▸ Stated problem
Count lines with "image" in them. Report only the total.

▸ Raw records

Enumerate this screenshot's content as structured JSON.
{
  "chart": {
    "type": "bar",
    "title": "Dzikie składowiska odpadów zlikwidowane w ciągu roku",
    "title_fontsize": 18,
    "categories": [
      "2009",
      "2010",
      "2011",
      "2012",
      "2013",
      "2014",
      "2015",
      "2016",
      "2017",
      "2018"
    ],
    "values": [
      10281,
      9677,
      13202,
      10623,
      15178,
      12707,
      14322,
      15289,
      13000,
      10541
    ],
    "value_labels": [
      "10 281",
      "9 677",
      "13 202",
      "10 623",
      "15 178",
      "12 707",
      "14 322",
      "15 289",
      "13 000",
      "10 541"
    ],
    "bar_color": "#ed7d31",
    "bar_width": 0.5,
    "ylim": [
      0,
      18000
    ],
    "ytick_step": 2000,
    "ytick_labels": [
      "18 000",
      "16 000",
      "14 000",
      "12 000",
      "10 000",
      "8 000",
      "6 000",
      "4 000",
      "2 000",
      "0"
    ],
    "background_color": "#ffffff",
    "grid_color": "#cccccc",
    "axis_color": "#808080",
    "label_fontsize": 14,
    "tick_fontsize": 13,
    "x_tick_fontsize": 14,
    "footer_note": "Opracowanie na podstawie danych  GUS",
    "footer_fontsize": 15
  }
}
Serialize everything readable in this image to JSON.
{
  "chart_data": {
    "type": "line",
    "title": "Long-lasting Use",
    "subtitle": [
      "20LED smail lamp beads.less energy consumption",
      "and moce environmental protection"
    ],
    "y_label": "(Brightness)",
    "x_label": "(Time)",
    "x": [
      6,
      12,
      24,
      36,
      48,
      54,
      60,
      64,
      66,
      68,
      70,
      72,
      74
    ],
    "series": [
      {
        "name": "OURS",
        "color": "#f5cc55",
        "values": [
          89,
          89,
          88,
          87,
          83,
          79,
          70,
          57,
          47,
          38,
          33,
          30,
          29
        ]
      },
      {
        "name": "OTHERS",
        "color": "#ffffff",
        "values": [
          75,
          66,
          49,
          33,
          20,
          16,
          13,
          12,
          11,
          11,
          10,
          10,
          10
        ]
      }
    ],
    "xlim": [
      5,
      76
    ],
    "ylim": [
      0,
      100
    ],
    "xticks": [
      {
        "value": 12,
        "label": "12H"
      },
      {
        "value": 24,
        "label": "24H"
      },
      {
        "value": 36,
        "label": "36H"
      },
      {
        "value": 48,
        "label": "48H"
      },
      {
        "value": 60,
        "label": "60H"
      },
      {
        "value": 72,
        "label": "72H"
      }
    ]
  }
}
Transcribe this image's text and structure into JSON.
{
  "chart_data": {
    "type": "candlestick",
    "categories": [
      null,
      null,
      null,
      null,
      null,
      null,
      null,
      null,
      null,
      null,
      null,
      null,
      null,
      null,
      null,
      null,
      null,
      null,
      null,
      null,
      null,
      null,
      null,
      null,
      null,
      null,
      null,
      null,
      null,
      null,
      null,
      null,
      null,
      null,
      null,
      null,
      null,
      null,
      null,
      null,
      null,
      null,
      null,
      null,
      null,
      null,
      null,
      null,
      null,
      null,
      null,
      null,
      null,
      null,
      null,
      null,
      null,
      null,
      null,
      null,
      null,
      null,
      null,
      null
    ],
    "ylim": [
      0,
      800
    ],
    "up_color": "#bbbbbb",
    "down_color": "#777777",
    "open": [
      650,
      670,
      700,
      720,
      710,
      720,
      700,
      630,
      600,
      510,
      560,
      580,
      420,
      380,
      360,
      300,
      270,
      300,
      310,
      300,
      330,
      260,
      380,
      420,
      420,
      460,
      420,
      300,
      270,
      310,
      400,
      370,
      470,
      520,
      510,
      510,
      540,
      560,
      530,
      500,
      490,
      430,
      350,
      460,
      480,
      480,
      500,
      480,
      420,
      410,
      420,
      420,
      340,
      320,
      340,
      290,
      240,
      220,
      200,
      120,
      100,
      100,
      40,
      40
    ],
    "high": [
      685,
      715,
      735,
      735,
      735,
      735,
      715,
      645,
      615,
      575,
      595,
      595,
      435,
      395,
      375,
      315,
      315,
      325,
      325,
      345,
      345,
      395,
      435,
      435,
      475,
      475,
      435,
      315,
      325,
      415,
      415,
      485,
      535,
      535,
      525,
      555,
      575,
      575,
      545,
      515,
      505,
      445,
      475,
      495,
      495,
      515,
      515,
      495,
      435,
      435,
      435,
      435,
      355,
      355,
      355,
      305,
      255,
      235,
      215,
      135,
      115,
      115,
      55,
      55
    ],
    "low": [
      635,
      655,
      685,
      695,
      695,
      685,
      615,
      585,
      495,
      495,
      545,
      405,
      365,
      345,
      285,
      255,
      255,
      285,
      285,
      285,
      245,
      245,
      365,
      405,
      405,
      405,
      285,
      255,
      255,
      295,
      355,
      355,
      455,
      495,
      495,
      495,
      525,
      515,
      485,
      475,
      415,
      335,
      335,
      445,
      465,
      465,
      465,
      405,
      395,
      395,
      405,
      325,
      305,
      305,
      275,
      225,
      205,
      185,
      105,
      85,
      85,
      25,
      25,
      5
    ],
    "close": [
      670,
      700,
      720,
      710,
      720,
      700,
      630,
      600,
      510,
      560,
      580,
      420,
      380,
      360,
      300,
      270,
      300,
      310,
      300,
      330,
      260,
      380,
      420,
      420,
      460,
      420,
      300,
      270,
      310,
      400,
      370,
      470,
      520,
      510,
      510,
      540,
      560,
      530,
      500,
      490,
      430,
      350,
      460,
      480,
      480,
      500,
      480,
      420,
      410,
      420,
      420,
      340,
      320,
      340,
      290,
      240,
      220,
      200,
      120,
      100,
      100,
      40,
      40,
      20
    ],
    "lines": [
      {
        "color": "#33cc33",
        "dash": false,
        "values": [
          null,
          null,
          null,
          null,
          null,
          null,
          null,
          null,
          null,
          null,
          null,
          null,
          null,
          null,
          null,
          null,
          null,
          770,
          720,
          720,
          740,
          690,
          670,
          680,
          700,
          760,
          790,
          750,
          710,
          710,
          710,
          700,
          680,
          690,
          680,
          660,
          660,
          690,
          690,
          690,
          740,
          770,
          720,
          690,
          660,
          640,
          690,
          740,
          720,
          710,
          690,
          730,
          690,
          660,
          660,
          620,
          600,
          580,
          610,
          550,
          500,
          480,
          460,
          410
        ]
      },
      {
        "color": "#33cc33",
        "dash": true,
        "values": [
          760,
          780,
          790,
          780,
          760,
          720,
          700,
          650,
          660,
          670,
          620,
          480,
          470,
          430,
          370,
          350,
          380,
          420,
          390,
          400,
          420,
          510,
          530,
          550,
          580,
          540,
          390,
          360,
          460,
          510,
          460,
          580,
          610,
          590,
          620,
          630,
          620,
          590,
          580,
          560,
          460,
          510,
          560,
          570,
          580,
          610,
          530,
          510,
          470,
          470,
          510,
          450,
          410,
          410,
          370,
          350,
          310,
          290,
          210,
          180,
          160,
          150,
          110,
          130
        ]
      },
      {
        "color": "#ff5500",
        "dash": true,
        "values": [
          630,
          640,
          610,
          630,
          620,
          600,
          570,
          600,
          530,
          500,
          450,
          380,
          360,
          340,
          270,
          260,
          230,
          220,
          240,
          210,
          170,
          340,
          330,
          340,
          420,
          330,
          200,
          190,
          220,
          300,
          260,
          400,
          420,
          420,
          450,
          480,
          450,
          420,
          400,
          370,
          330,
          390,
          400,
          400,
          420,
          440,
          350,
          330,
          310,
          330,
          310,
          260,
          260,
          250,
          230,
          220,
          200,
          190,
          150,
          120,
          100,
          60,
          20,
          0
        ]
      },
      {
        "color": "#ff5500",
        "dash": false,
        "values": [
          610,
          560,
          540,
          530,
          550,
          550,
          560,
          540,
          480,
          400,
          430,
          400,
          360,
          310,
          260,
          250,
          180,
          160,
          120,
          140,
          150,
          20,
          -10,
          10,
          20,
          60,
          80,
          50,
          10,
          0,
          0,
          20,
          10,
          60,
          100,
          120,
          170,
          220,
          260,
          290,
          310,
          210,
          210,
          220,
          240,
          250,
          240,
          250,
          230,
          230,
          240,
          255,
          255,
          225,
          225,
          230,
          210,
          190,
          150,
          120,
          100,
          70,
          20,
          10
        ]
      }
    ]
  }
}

▸ Solution below
2